[BEGIN DATA LINES]
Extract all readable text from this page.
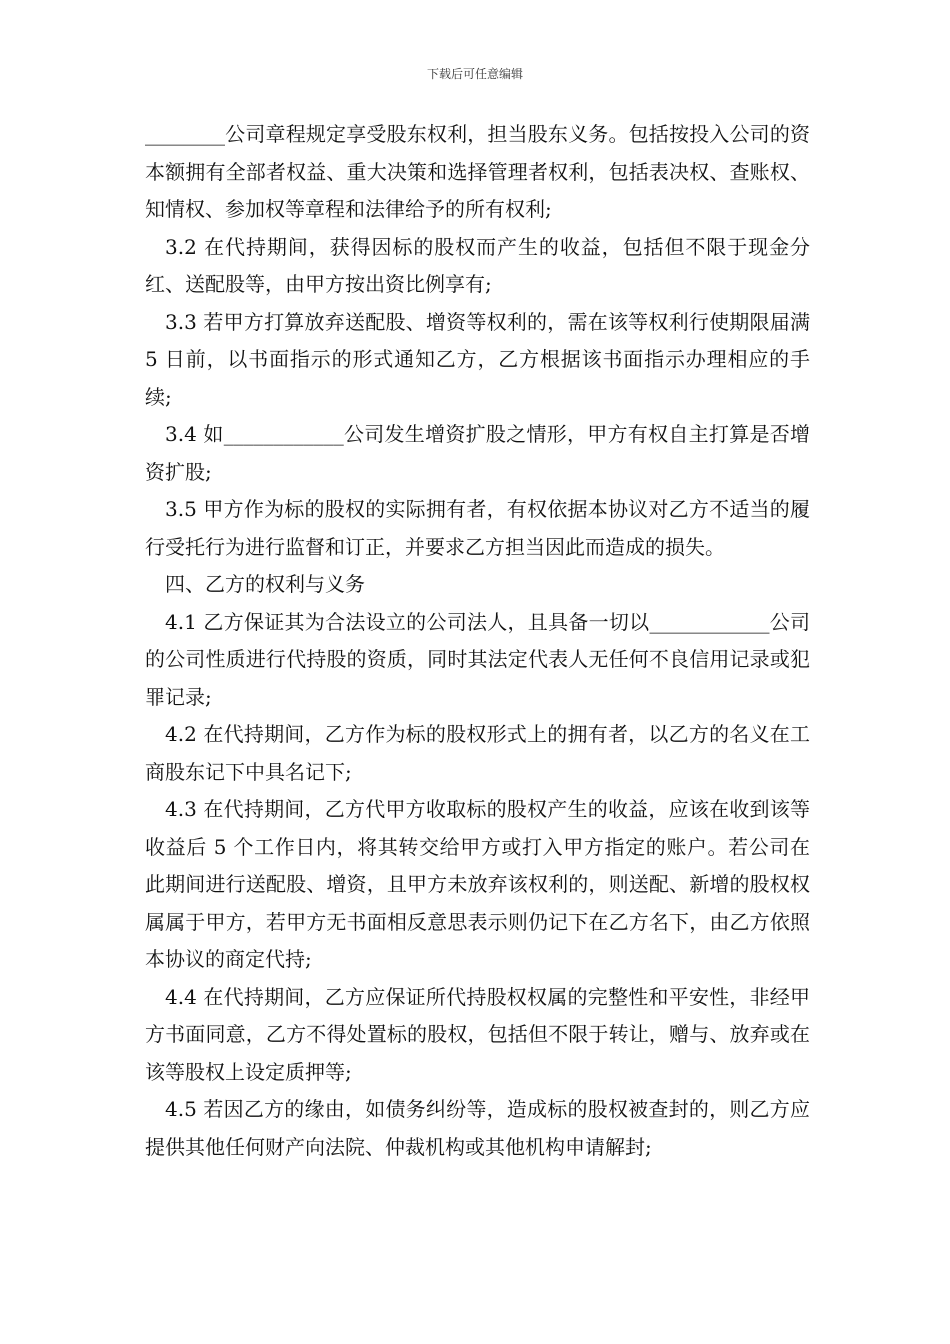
下载后可任意编辑

________公司章程规定享受股东权利，担当股东义务。包括按投入公司的资本额拥有全部者权益、重大决策和选择管理者权利，包括表决权、查账权、知情权、参加权等章程和法律给予的所有权利;

3.2 在代持期间，获得因标的股权而产生的收益，包括但不限于现金分红、送配股等，由甲方按出资比例享有;

3.3 若甲方打算放弃送配股、增资等权利的，需在该等权利行使期限届满 5 日前，以书面指示的形式通知乙方，乙方根据该书面指示办理相应的手续;

3.4 如____________公司发生增资扩股之情形，甲方有权自主打算是否增资扩股;

3.5 甲方作为标的股权的实际拥有者，有权依据本协议对乙方不适当的履行受托行为进行监督和订正，并要求乙方担当因此而造成的损失。

四、乙方的权利与义务

4.1 乙方保证其为合法设立的公司法人，且具备一切以____________公司的公司性质进行代持股的资质，同时其法定代表人无任何不良信用记录或犯罪记录;

4.2 在代持期间，乙方作为标的股权形式上的拥有者，以乙方的名义在工商股东记下中具名记下;

4.3 在代持期间，乙方代甲方收取标的股权产生的收益，应该在收到该等收益后 5 个工作日内，将其转交给甲方或打入甲方指定的账户。若公司在此期间进行送配股、增资，且甲方未放弃该权利的，则送配、新增的股权权属属于甲方，若甲方无书面相反意思表示则仍记下在乙方名下，由乙方依照本协议的商定代持;

4.4 在代持期间，乙方应保证所代持股权权属的完整性和平安性，非经甲方书面同意，乙方不得处置标的股权，包括但不限于转让，赠与、放弃或在该等股权上设定质押等;

4.5 若因乙方的缘由，如债务纠纷等，造成标的股权被查封的，则乙方应提供其他任何财产向法院、仲裁机构或其他机构申请解封;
[END DATA LINES]
TASK DESCRIPTION
Return every line containing "在代持期间".

FINAL RESULT
3.2 在代持期间，获得因标的股权而产生的收益，包括但不限于现金分红、送配股等，由甲方按出资比例享有;
4.2 在代持期间，乙方作为标的股权形式上的拥有者，以乙方的名义在工商股东记下中具名记下;
4.3 在代持期间，乙方代甲方收取标的股权产生的收益，应该在收到该等收益后 5 个工作日内，将其转交给甲方或打入甲方指定的账户。若公司在此期间进行送配股、增资，且甲方未放弃该权利的，则送配、新增的股权权属属于甲方，若甲方无书面相反意思表示则仍记下在乙方名下，由乙方依照本协议的商定代持;
4.4 在代持期间，乙方应保证所代持股权权属的完整性和平安性，非经甲方书面同意，乙方不得处置标的股权，包括但不限于转让，赠与、放弃或在该等股权上设定质押等;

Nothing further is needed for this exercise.